- Dataset excerpts:
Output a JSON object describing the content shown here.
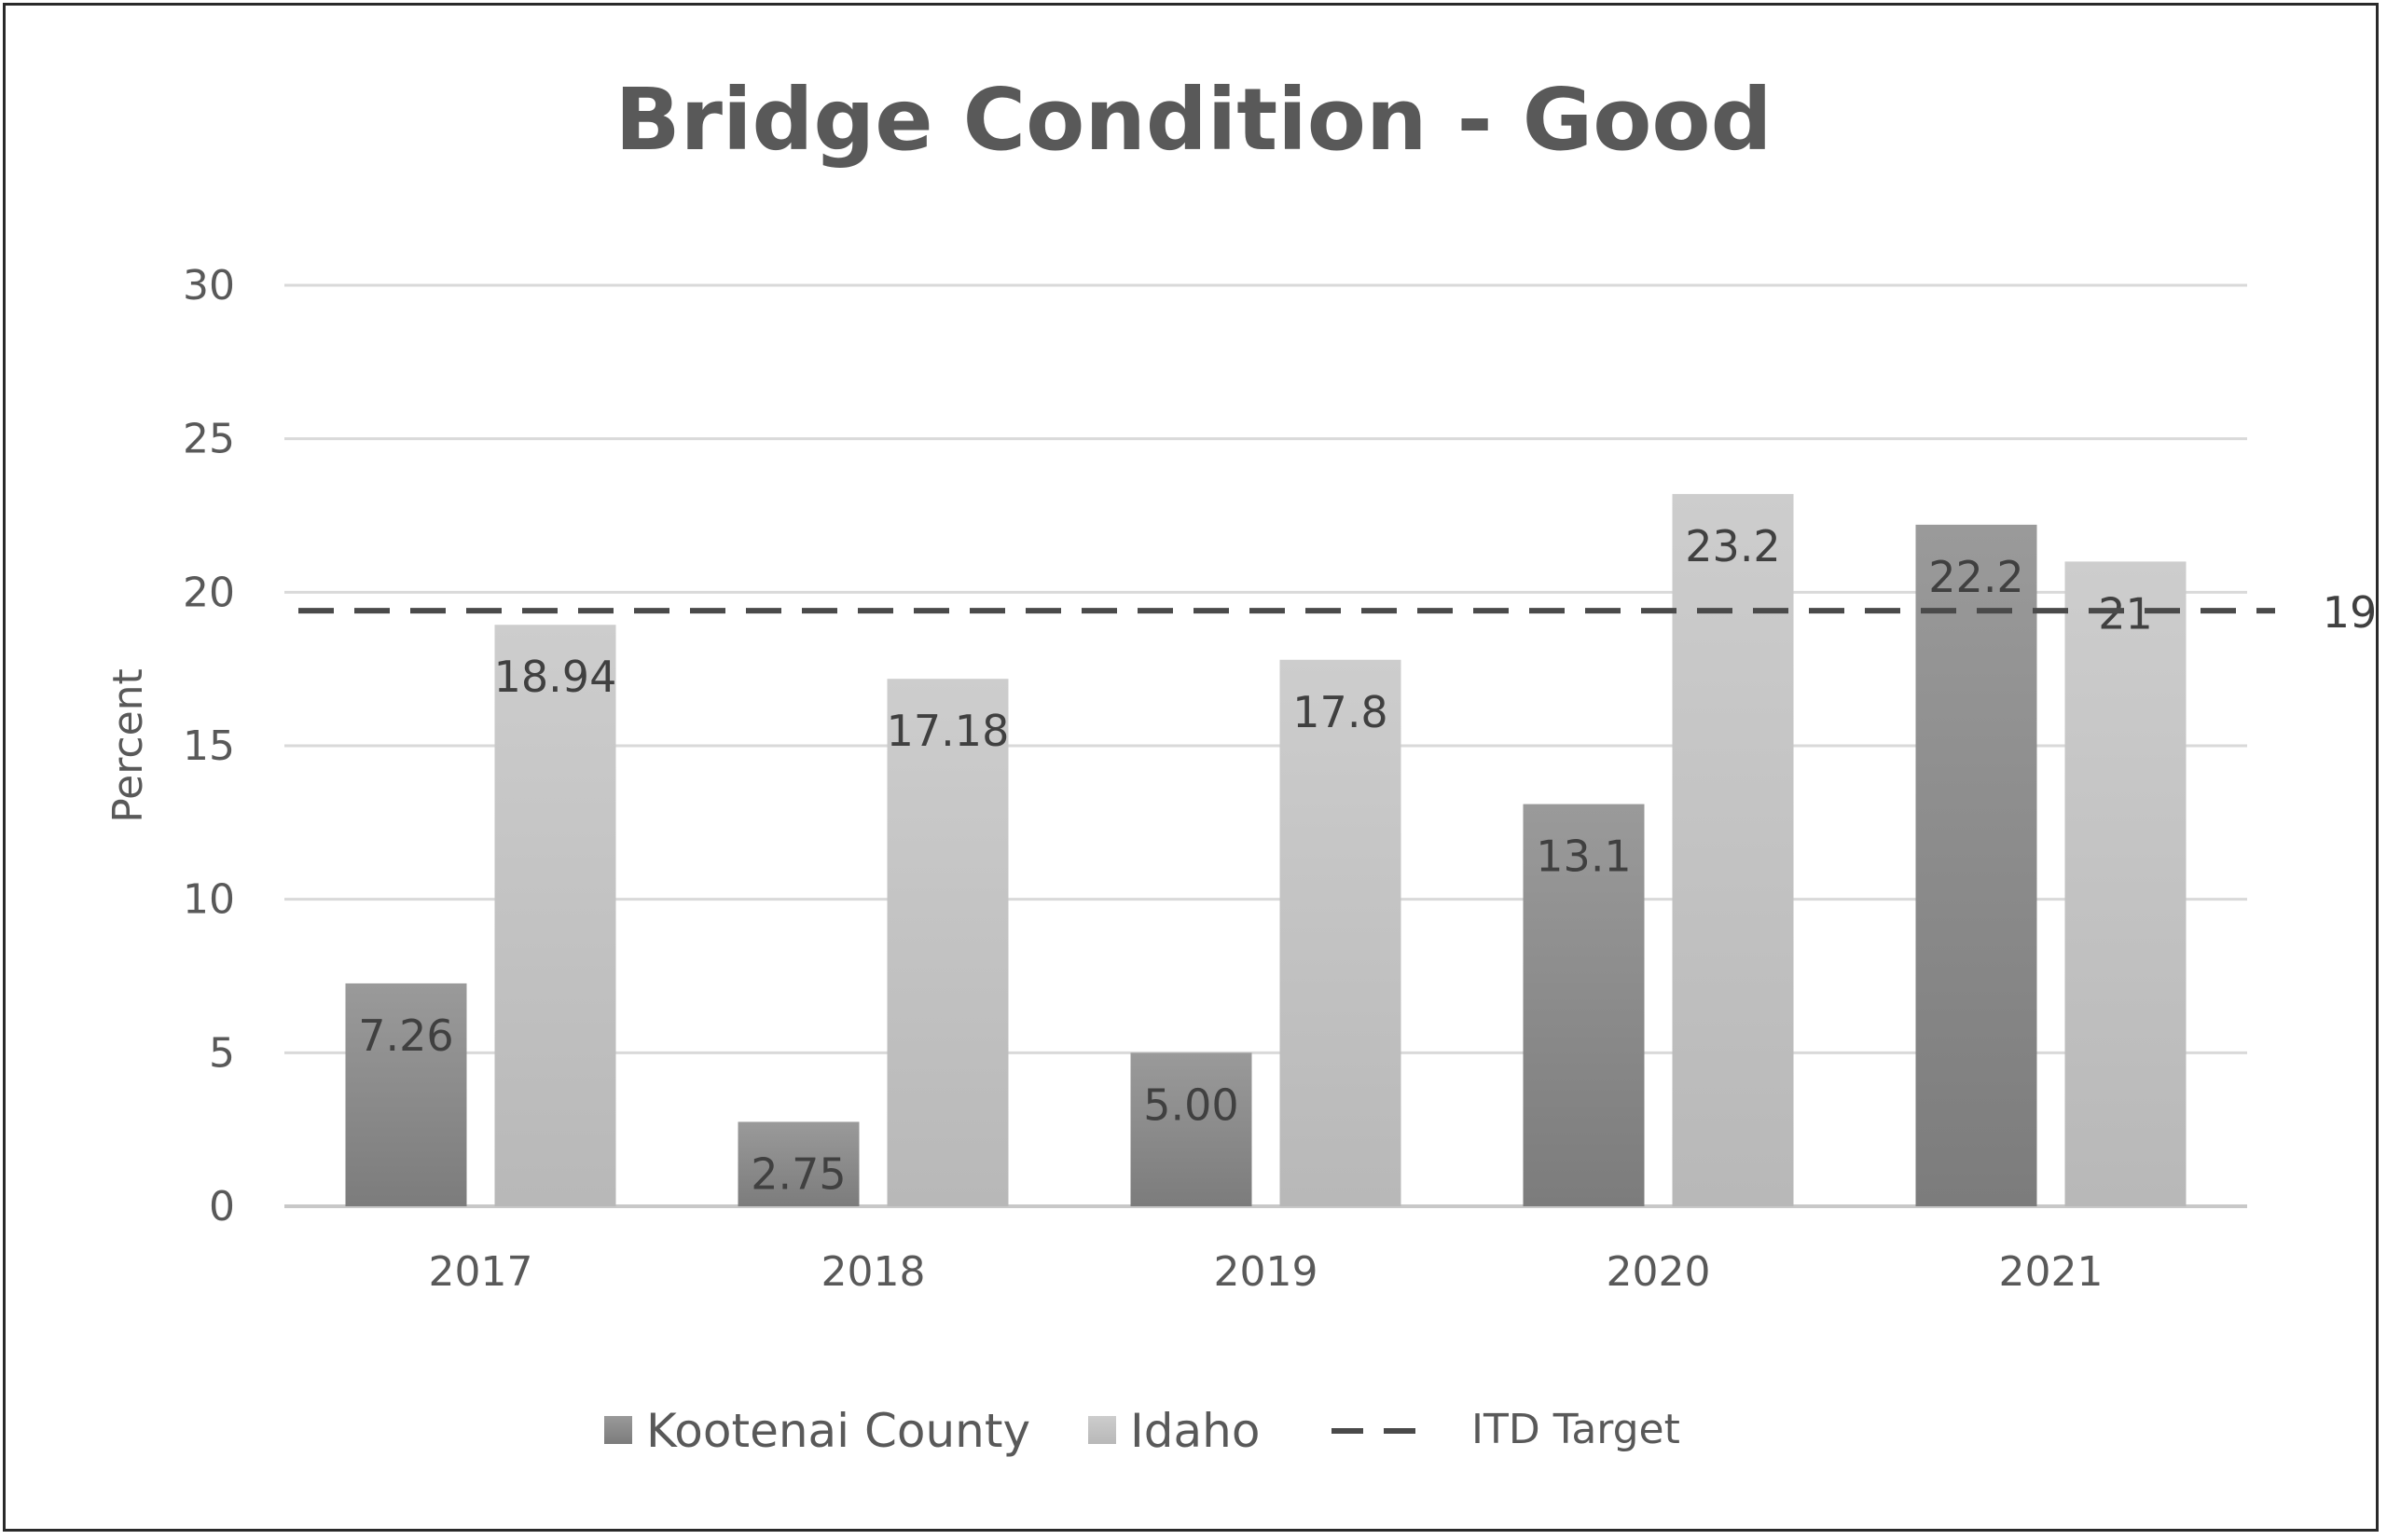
{
  "chart_data": {
    "type": "bar",
    "title": "Bridge Condition - Good",
    "ylabel": "Percent",
    "xlabel": "",
    "categories": [
      "2017",
      "2018",
      "2019",
      "2020",
      "2021"
    ],
    "ylim": [
      0,
      30
    ],
    "yticks": [
      0,
      5,
      10,
      15,
      20,
      25,
      30
    ],
    "grid": true,
    "legend_position": "bottom",
    "series": [
      {
        "name": "Kootenai County",
        "values": [
          7.26,
          2.75,
          5.0,
          13.1,
          22.2
        ],
        "labels": [
          "7.26",
          "2.75",
          "5.00",
          "13.1",
          "22.2"
        ],
        "color": "#8c8c8c"
      },
      {
        "name": "Idaho",
        "values": [
          18.94,
          17.18,
          17.8,
          23.2,
          21
        ],
        "labels": [
          "18.94",
          "17.18",
          "17.8",
          "23.2",
          "21"
        ],
        "color": "#c4c4c4"
      }
    ],
    "target": {
      "name": "ITD Target",
      "value": 19.4,
      "label": "19",
      "color": "#4a4a4a",
      "style": "dashed"
    }
  }
}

- Task to complete: Find all lines with "color" in them and copy each one.

- Final answer:
        "color": "#8c8c8c"
        "color": "#c4c4c4"
      "color": "#4a4a4a",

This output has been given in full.